- [Work required]: Select all lines holding the word "следующей" from the entries that follow.

Excerpt from a dataset:
════

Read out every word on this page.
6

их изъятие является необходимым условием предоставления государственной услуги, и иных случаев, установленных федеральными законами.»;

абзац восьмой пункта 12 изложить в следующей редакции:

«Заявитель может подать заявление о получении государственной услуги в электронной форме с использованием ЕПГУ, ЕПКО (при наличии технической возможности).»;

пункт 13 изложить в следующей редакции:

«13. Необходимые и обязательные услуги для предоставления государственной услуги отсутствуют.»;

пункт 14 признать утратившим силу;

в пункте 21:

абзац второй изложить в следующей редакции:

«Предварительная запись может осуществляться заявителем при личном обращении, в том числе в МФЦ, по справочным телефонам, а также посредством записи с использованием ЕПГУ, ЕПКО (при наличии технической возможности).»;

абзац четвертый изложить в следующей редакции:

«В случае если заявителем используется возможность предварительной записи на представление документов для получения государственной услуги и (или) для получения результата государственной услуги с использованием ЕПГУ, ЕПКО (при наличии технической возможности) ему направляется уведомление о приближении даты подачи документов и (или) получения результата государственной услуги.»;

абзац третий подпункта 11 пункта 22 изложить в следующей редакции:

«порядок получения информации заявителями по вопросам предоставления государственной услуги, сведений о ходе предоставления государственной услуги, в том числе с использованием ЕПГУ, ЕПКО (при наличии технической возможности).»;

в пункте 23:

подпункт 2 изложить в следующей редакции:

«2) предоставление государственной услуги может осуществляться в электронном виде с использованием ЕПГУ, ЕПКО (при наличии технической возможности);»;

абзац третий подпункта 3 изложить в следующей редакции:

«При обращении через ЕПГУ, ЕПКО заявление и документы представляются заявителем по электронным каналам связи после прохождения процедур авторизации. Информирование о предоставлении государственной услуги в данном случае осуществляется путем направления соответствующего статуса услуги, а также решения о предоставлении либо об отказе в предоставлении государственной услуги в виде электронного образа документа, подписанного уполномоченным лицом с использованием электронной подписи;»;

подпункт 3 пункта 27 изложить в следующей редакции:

════

- [Task answer]:
абзац восьмой пункта 12 изложить в следующей редакции:
пункт 13 изложить в следующей редакции:
абзац второй изложить в следующей редакции:
абзац четвертый изложить в следующей редакции:
абзац третий подпункта 11 пункта 22 изложить в следующей редакции:
подпункт 2 изложить в следующей редакции:
абзац третий подпункта 3 изложить в следующей редакции:
подпункт 3 пункта 27 изложить в следующей редакции:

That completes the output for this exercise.